### DATA TO PROCESS
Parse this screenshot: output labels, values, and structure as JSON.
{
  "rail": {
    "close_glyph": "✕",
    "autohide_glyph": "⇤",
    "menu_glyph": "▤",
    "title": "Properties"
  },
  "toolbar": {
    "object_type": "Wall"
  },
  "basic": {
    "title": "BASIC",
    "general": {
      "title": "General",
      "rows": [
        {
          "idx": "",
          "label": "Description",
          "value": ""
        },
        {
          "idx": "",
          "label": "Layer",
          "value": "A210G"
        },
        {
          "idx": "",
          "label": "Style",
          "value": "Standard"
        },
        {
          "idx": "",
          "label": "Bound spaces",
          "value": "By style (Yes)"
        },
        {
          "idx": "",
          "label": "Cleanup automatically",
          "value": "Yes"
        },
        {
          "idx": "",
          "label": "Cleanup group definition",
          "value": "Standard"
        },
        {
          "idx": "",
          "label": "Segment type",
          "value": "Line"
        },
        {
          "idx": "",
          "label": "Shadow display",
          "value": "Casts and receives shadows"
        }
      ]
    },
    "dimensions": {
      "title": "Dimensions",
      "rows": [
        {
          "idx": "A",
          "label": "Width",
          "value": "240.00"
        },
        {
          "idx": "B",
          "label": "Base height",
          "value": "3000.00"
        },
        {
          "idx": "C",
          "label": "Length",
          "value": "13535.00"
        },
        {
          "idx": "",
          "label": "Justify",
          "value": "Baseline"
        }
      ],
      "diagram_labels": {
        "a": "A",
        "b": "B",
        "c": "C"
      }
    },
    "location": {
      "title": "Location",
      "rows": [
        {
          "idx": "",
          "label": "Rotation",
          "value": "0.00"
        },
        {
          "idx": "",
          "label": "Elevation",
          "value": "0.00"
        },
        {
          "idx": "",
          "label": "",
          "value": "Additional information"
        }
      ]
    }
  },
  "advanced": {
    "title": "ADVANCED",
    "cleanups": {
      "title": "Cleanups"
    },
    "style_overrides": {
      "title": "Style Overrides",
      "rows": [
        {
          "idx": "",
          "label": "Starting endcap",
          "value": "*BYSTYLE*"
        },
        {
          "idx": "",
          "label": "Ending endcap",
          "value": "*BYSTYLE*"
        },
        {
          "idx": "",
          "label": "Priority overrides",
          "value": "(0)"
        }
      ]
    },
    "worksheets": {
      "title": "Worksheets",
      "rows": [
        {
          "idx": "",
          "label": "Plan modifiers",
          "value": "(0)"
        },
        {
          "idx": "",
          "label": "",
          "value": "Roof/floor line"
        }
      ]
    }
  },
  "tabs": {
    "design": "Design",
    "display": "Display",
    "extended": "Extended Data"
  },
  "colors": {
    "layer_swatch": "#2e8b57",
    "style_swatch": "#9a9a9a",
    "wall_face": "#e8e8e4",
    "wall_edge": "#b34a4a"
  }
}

### TASK
Provide an exact reproduction of all the entries shown above.

### EXPECTED ANSWER
Parse this screenshot: output labels, values, and structure as JSON.
{
  "rail": {
    "close_glyph": "✕",
    "autohide_glyph": "⇤",
    "menu_glyph": "▤",
    "title": "Properties"
  },
  "toolbar": {
    "object_type": "Wall"
  },
  "basic": {
    "title": "BASIC",
    "general": {
      "title": "General",
      "rows": [
        {
          "idx": "",
          "label": "Description",
          "value": ""
        },
        {
          "idx": "",
          "label": "Layer",
          "value": "A210G"
        },
        {
          "idx": "",
          "label": "Style",
          "value": "Standard"
        },
        {
          "idx": "",
          "label": "Bound spaces",
          "value": "By style (Yes)"
        },
        {
          "idx": "",
          "label": "Cleanup automatically",
          "value": "Yes"
        },
        {
          "idx": "",
          "label": "Cleanup group definition",
          "value": "Standard"
        },
        {
          "idx": "",
          "label": "Segment type",
          "value": "Line"
        },
        {
          "idx": "",
          "label": "Shadow display",
          "value": "Casts and receives shadows"
        }
      ]
    },
    "dimensions": {
      "title": "Dimensions",
      "rows": [
        {
          "idx": "A",
          "label": "Width",
          "value": "240.00"
        },
        {
          "idx": "B",
          "label": "Base height",
          "value": "3000.00"
        },
        {
          "idx": "C",
          "label": "Length",
          "value": "13535.00"
        },
        {
          "idx": "",
          "label": "Justify",
          "value": "Baseline"
        }
      ],
      "diagram_labels": {
        "a": "A",
        "b": "B",
        "c": "C"
      }
    },
    "location": {
      "title": "Location",
      "rows": [
        {
          "idx": "",
          "label": "Rotation",
          "value": "0.00"
        },
        {
          "idx": "",
          "label": "Elevation",
          "value": "0.00"
        },
        {
          "idx": "",
          "label": "",
          "value": "Additional information"
        }
      ]
    }
  },
  "advanced": {
    "title": "ADVANCED",
    "cleanups": {
      "title": "Cleanups"
    },
    "style_overrides": {
      "title": "Style Overrides",
      "rows": [
        {
          "idx": "",
          "label": "Starting endcap",
          "value": "*BYSTYLE*"
        },
        {
          "idx": "",
          "label": "Ending endcap",
          "value": "*BYSTYLE*"
        },
        {
          "idx": "",
          "label": "Priority overrides",
          "value": "(0)"
        }
      ]
    },
    "worksheets": {
      "title": "Worksheets",
      "rows": [
        {
          "idx": "",
          "label": "Plan modifiers",
          "value": "(0)"
        },
        {
          "idx": "",
          "label": "",
          "value": "Roof/floor line"
        }
      ]
    }
  },
  "tabs": {
    "design": "Design",
    "display": "Display",
    "extended": "Extended Data"
  },
  "colors": {
    "layer_swatch": "#2e8b57",
    "style_swatch": "#9a9a9a",
    "wall_face": "#e8e8e4",
    "wall_edge": "#b34a4a"
  }
}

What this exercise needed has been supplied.